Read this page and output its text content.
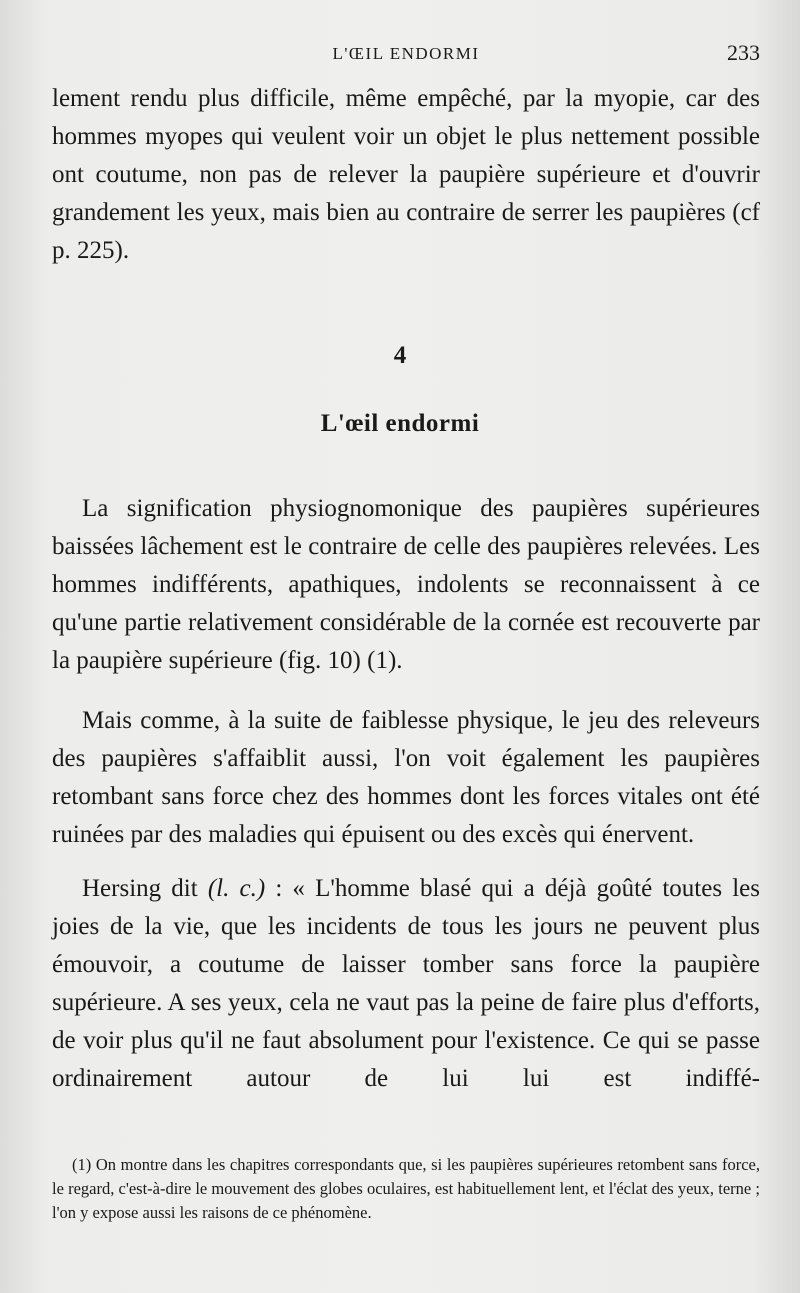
L'ŒIL ENDORMI	233

lement rendu plus difficile, même empêché, par la myopie, car des hommes myopes qui veulent voir un objet le plus nettement possible ont coutume, non pas de relever la paupière supérieure et d'ouvrir grandement les yeux, mais bien au contraire de serrer les paupières (cf p. 225).

4
L'œil endormi

La signification physiognomonique des paupières supérieures baissées lâchement est le contraire de celle des paupières relevées. Les hommes indifférents, apathiques, indolents se reconnaissent à ce qu'une partie relativement considérable de la cornée est recouverte par la paupière supérieure (fig. 10) (1).

Mais comme, à la suite de faiblesse physique, le jeu des releveurs des paupières s'affaiblit aussi, l'on voit également les paupières retombant sans force chez des hommes dont les forces vitales ont été ruinées par des maladies qui épuisent ou des excès qui énervent.

Hersing dit (l. c.) : « L'homme blasé qui a déjà goûté toutes les joies de la vie, que les incidents de tous les jours ne peuvent plus émouvoir, a coutume de laisser tomber sans force la paupière supérieure. A ses yeux, cela ne vaut pas la peine de faire plus d'efforts, de voir plus qu'il ne faut absolument pour l'existence. Ce qui se passe ordinairement autour de lui lui est indiffé-

(1) On montre dans les chapitres correspondants que, si les paupières supérieures retombent sans force, le regard, c'est-à-dire le mouvement des globes oculaires, est habituellement lent, et l'éclat des yeux, terne ; l'on y expose aussi les raisons de ce phénomène.
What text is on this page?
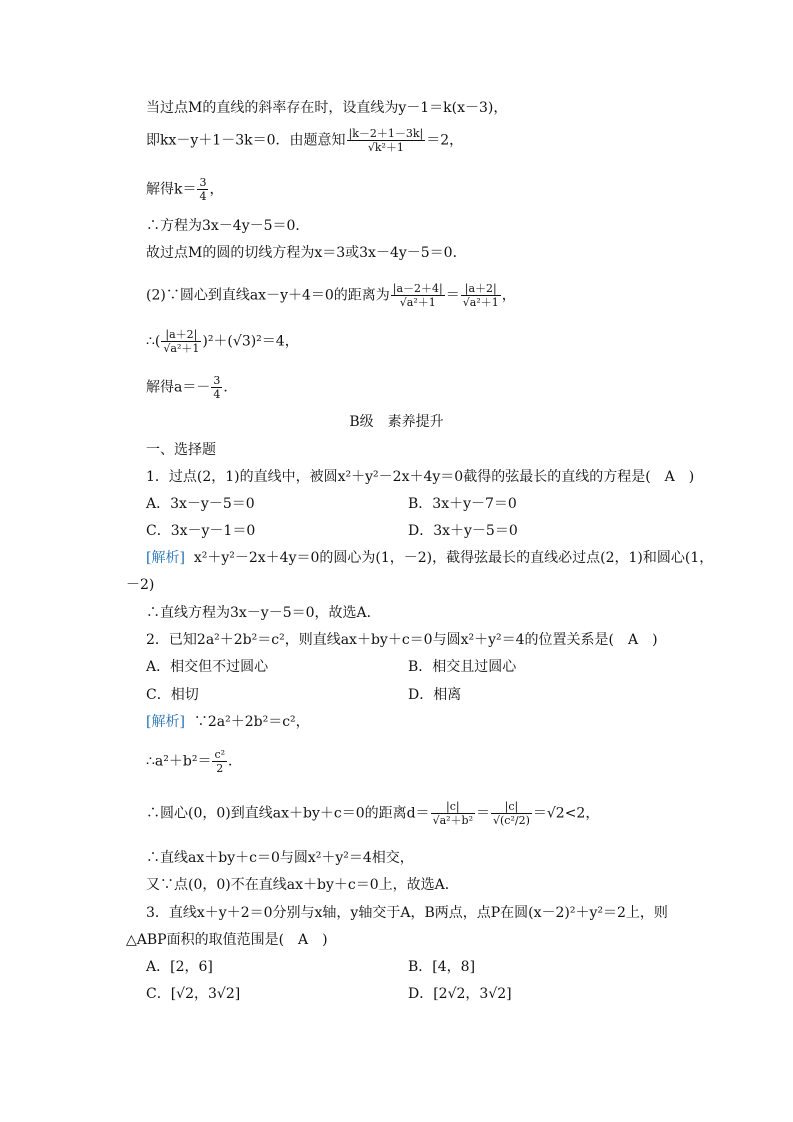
当过点M的直线的斜率存在时，设直线为y－1＝k(x－3)，
即kx－y＋1－3k＝0．由题意知 $\frac{|k-2+1-3k|}{\text{√k²＋1}} =2$，
解得$k= \frac{3}{4}$ ，
∴方程为3x－4y－5＝0．
故过点M的圆的切线方程为x＝3或3x－4y－5＝0．
(2)∵圆心到直线ax－y＋4＝0的距离为 $\frac{|a-2+4|}{\text{√a²＋1}} = \frac{|a+2|}{\text{√a²＋1}}$ ，
∴( $\frac{|a+2|}{\text{√a²＋1}} )^2+(√3)^2=4$，
解得$a=- \frac{3}{4}$ ．
B级　素养提升
一、选择题
1．过点(2，1)的直线中，被圆x²＋y²－2x＋4y＝0截得的弦最长的直线的方程是(　A　)
A．3x－y－5＝0	B．3x＋y－7＝0
C．3x－y－1＝0	D．3x＋y－5＝0
[解析] x²＋y²－2x＋4y＝0的圆心为(1，－2)，截得弦最长的直线必过点(2，1)和圆心(1，
－2)
∴直线方程为3x－y－5＝0，故选A．
2．已知2a²＋2b²＝c²，则直线ax＋by＋c＝0与圆x²＋y²＝4的位置关系是(　A　)
A．相交但不过圆心	B．相交且过圆心
C．相切	D．相离
[解析] ∵2a²＋2b²＝c²，
∴a²＋b²＝ $\frac{\text{c²}}{2}$ ．
∴圆心(0，0)到直线ax＋by＋c＝0的距离$d= \frac{|c|}{\text{√a²＋b²}} = \frac{|c|}{\text{√(c²/2)}} =√2<2$，
∴直线ax＋by＋c＝0与圆x²＋y²＝4相交，
又∵点(0，0)不在直线ax＋by＋c＝0上，故选A．
3．直线x＋y＋2＝0分别与x轴，y轴交于A，B两点，点P在圆(x－2)²＋y²＝2上，则
△ABP面积的取值范围是(　A　)
A．[2，6]	B．[4，8]
C．[√2，3√2]	D．[2√2，3√2]
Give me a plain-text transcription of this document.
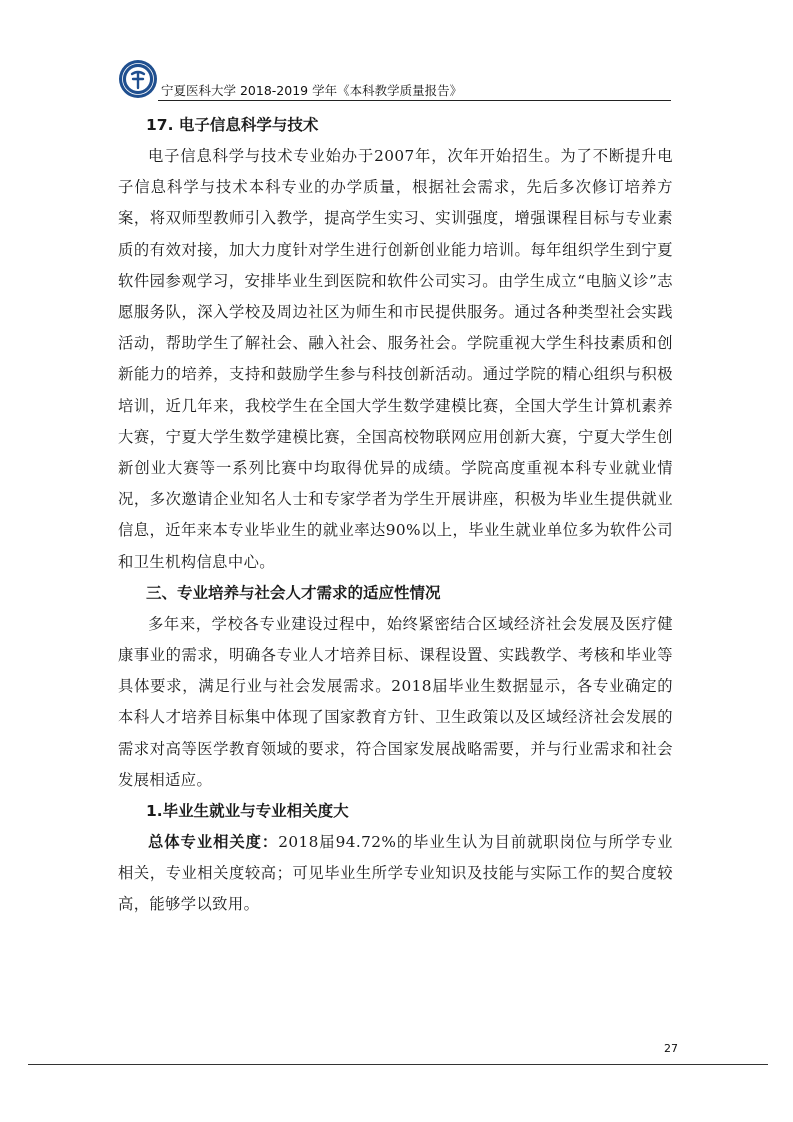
宁夏医科大学 2018-2019 学年《本科教学质量报告》
17. 电子信息科学与技术

电子信息科学与技术专业始办于2007年，次年开始招生。为了不断提升电子信息科学与技术本科专业的办学质量，根据社会需求，先后多次修订培养方案，将双师型教师引入教学，提高学生实习、实训强度，增强课程目标与专业素质的有效对接，加大力度针对学生进行创新创业能力培训。每年组织学生到宁夏软件园参观学习，安排毕业生到医院和软件公司实习。由学生成立“电脑义诊”志愿服务队，深入学校及周边社区为师生和市民提供服务。通过各种类型社会实践活动，帮助学生了解社会、融入社会、服务社会。学院重视大学生科技素质和创新能力的培养，支持和鼓励学生参与科技创新活动。通过学院的精心组织与积极培训，近几年来，我校学生在全国大学生数学建模比赛，全国大学生计算机素养大赛，宁夏大学生数学建模比赛，全国高校物联网应用创新大赛，宁夏大学生创新创业大赛等一系列比赛中均取得优异的成绩。学院高度重视本科专业就业情况，多次邀请企业知名人士和专家学者为学生开展讲座，积极为毕业生提供就业信息，近年来本专业毕业生的就业率达90%以上，毕业生就业单位多为软件公司和卫生机构信息中心。

三、专业培养与社会人才需求的适应性情况

多年来，学校各专业建设过程中，始终紧密结合区域经济社会发展及医疗健康事业的需求，明确各专业人才培养目标、课程设置、实践教学、考核和毕业等具体要求，满足行业与社会发展需求。2018届毕业生数据显示，各专业确定的本科人才培养目标集中体现了国家教育方针、卫生政策以及区域经济社会发展的需求对高等医学教育领域的要求，符合国家发展战略需要，并与行业需求和社会发展相适应。

1.毕业生就业与专业相关度大

总体专业相关度：2018届94.72%的毕业生认为目前就职岗位与所学专业相关，专业相关度较高；可见毕业生所学专业知识及技能与实际工作的契合度较高，能够学以致用。

27
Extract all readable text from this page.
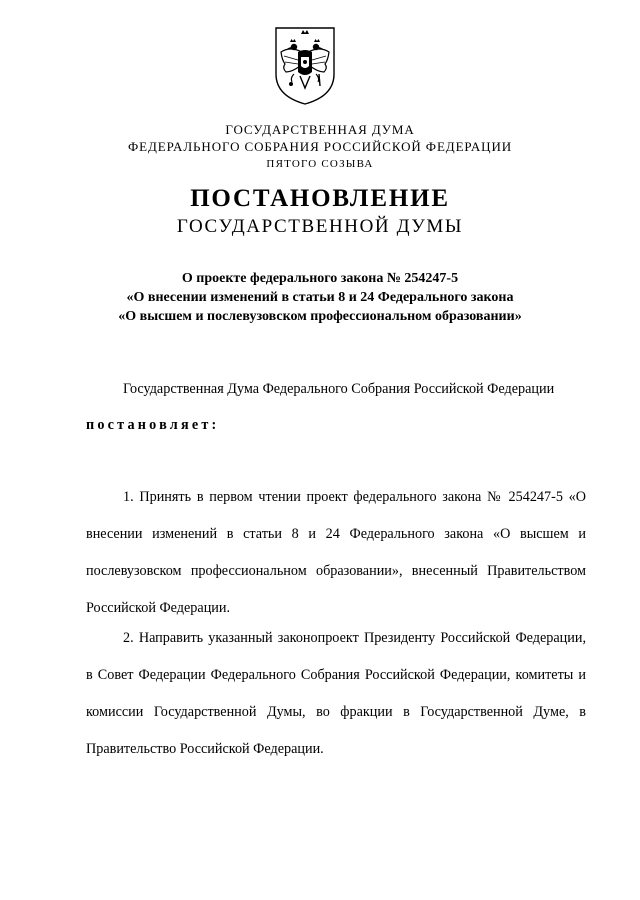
ГОСУДАРСТВЕННАЯ ДУМА
ФЕДЕРАЛЬНОГО СОБРАНИЯ РОССИЙСКОЙ ФЕДЕРАЦИИ
ПЯТОГО СОЗЫВА
ПОСТАНОВЛЕНИЕ
ГОСУДАРСТВЕННОЙ ДУМЫ
О проекте федерального закона № 254247-5
«О внесении изменений в статьи 8 и 24 Федерального закона
«О высшем и послевузовском профессиональном образовании»
Государственная Дума Федерального Собрания Российской Федерации
постановляет:
1. Принять в первом чтении проект федерального закона № 254247-5 «О внесении изменений в статьи 8 и 24 Федерального закона «О высшем и послевузовском профессиональном образовании», внесенный Правительством Российской Федерации.
2. Направить указанный законопроект Президенту Российской Федерации, в Совет Федерации Федерального Собрания Российской Федерации, комитеты и комиссии Государственной Думы, во фракции в Государственной Думе, в Правительство Российской Федерации.
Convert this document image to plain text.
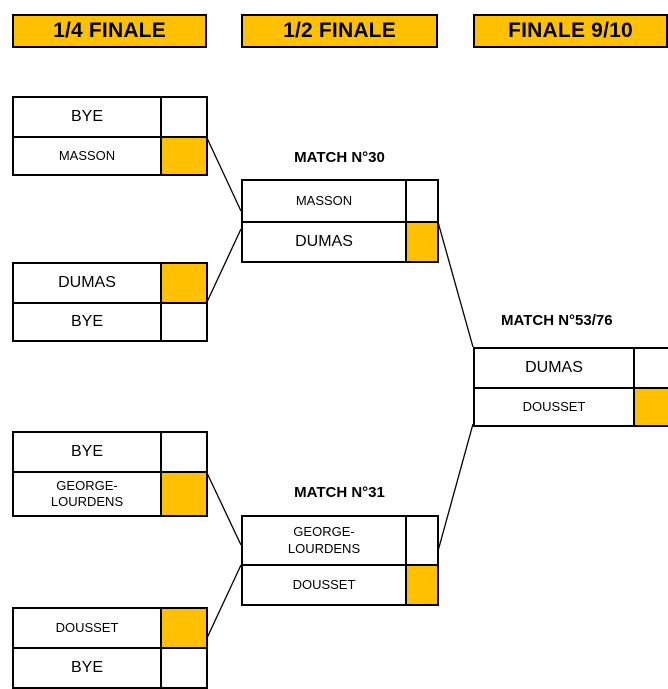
1/4 FINALE	1/2 FINALE	FINALE 9/10
BYE
MASSON
DUMAS
BYE
BYE
GEORGE-LOURDENS
DOUSSET
BYE
MATCH N°30
MASSON
DUMAS
MATCH N°31
GEORGE-LOURDENS
DOUSSET
MATCH N°53/76
DUMAS
DOUSSET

====

TASK BRIEF >> Leave out the pictures and copy everything else in the records word for word.

TASK OUTPUT >>
Read this page and output its text content.
L'ŒIL ENDORMI	233

lement rendu plus difficile, même empêché, par la myopie, car des hommes myopes qui veulent voir un objet le plus nettement possible ont coutume, non pas de relever la paupière supérieure et d'ouvrir grandement les yeux, mais bien au contraire de serrer les paupières (cf p. 225).

4
L'œil endormi

La signification physiognomonique des paupières supérieures baissées lâchement est le contraire de celle des paupières relevées. Les hommes indifférents, apathiques, indolents se reconnaissent à ce qu'une partie relativement considérable de la cornée est recouverte par la paupière supérieure (fig. 10) (1).

Mais comme, à la suite de faiblesse physique, le jeu des releveurs des paupières s'affaiblit aussi, l'on voit également les paupières retombant sans force chez des hommes dont les forces vitales ont été ruinées par des maladies qui épuisent ou des excès qui énervent.

Hersing dit (l. c.) : « L'homme blasé qui a déjà goûté toutes les joies de la vie, que les incidents de tous les jours ne peuvent plus émouvoir, a coutume de laisser tomber sans force la paupière supérieure. A ses yeux, cela ne vaut pas la peine de faire plus d'efforts, de voir plus qu'il ne faut absolument pour l'existence. Ce qui se passe ordinairement autour de lui lui est indiffé-

(1) On montre dans les chapitres correspondants que, si les paupières supérieures retombent sans force, le regard, c'est-à-dire le mouvement des globes oculaires, est habituellement lent, et l'éclat des yeux, terne ; l'on y expose aussi les raisons de ce phénomène.
What text is on this page?
当过点M的直线的斜率存在时，设直线为y－1＝k(x－3)，
即kx－y＋1－3k＝0．由题意知 $\frac{|k-2+1-3k|}{\text{√k²＋1}} =2$，
解得$k= \frac{3}{4}$ ，
∴方程为3x－4y－5＝0．
故过点M的圆的切线方程为x＝3或3x－4y－5＝0．
(2)∵圆心到直线ax－y＋4＝0的距离为 $\frac{|a-2+4|}{\text{√a²＋1}} = \frac{|a+2|}{\text{√a²＋1}}$ ，
∴( $\frac{|a+2|}{\text{√a²＋1}} )^2+(√3)^2=4$，
解得$a=- \frac{3}{4}$ ．
B级　素养提升
一、选择题
1．过点(2，1)的直线中，被圆x²＋y²－2x＋4y＝0截得的弦最长的直线的方程是(　A　)
A．3x－y－5＝0	B．3x＋y－7＝0
C．3x－y－1＝0	D．3x＋y－5＝0
[解析] x²＋y²－2x＋4y＝0的圆心为(1，－2)，截得弦最长的直线必过点(2，1)和圆心(1，
－2)
∴直线方程为3x－y－5＝0，故选A．
2．已知2a²＋2b²＝c²，则直线ax＋by＋c＝0与圆x²＋y²＝4的位置关系是(　A　)
A．相交但不过圆心	B．相交且过圆心
C．相切	D．相离
[解析] ∵2a²＋2b²＝c²，
∴a²＋b²＝ $\frac{\text{c²}}{2}$ ．
∴圆心(0，0)到直线ax＋by＋c＝0的距离$d= \frac{|c|}{\text{√a²＋b²}} = \frac{|c|}{\text{√(c²/2)}} =√2<2$，
∴直线ax＋by＋c＝0与圆x²＋y²＝4相交，
又∵点(0，0)不在直线ax＋by＋c＝0上，故选A．
3．直线x＋y＋2＝0分别与x轴，y轴交于A，B两点，点P在圆(x－2)²＋y²＝2上，则
△ABP面积的取值范围是(　A　)
A．[2，6]	B．[4，8]
C．[√2，3√2]	D．[2√2，3√2]
Give me a plain-text transcription of this document.
宁夏医科大学 2018-2019 学年《本科教学质量报告》
17. 电子信息科学与技术

电子信息科学与技术专业始办于2007年，次年开始招生。为了不断提升电子信息科学与技术本科专业的办学质量，根据社会需求，先后多次修订培养方案，将双师型教师引入教学，提高学生实习、实训强度，增强课程目标与专业素质的有效对接，加大力度针对学生进行创新创业能力培训。每年组织学生到宁夏软件园参观学习，安排毕业生到医院和软件公司实习。由学生成立“电脑义诊”志愿服务队，深入学校及周边社区为师生和市民提供服务。通过各种类型社会实践活动，帮助学生了解社会、融入社会、服务社会。学院重视大学生科技素质和创新能力的培养，支持和鼓励学生参与科技创新活动。通过学院的精心组织与积极培训，近几年来，我校学生在全国大学生数学建模比赛，全国大学生计算机素养大赛，宁夏大学生数学建模比赛，全国高校物联网应用创新大赛，宁夏大学生创新创业大赛等一系列比赛中均取得优异的成绩。学院高度重视本科专业就业情况，多次邀请企业知名人士和专家学者为学生开展讲座，积极为毕业生提供就业信息，近年来本专业毕业生的就业率达90%以上，毕业生就业单位多为软件公司和卫生机构信息中心。

三、专业培养与社会人才需求的适应性情况

多年来，学校各专业建设过程中，始终紧密结合区域经济社会发展及医疗健康事业的需求，明确各专业人才培养目标、课程设置、实践教学、考核和毕业等具体要求，满足行业与社会发展需求。2018届毕业生数据显示，各专业确定的本科人才培养目标集中体现了国家教育方针、卫生政策以及区域经济社会发展的需求对高等医学教育领域的要求，符合国家发展战略需要，并与行业需求和社会发展相适应。

1.毕业生就业与专业相关度大

总体专业相关度：2018届94.72%的毕业生认为目前就职岗位与所学专业相关，专业相关度较高；可见毕业生所学专业知识及技能与实际工作的契合度较高，能够学以致用。

27
Extract all readable text from this page.
ГОСУДАРСТВЕННАЯ ДУМА
ФЕДЕРАЛЬНОГО СОБРАНИЯ РОССИЙСКОЙ ФЕДЕРАЦИИ
ПЯТОГО СОЗЫВА
ПОСТАНОВЛЕНИЕ
ГОСУДАРСТВЕННОЙ ДУМЫ
О проекте федерального закона № 254247-5
«О внесении изменений в статьи 8 и 24 Федерального закона
«О высшем и послевузовском профессиональном образовании»
Государственная Дума Федерального Собрания Российской Федерации
постановляет:
1. Принять в первом чтении проект федерального закона № 254247-5 «О внесении изменений в статьи 8 и 24 Федерального закона «О высшем и послевузовском профессиональном образовании», внесенный Правительством Российской Федерации.
2. Направить указанный законопроект Президенту Российской Федерации, в Совет Федерации Федерального Собрания Российской Федерации, комитеты и комиссии Государственной Думы, во фракции в Государственной Думе, в Правительство Российской Федерации.
Convert this document image to plain text.
1/4 FINALE	1/2 FINALE	FINALE 9/10
BYE
MASSON
DUMAS
BYE
BYE
GEORGE-LOURDENS
DOUSSET
BYE
MATCH N°30
MASSON
DUMAS
MATCH N°31
GEORGE-LOURDENS
DOUSSET
MATCH N°53/76
DUMAS
DOUSSET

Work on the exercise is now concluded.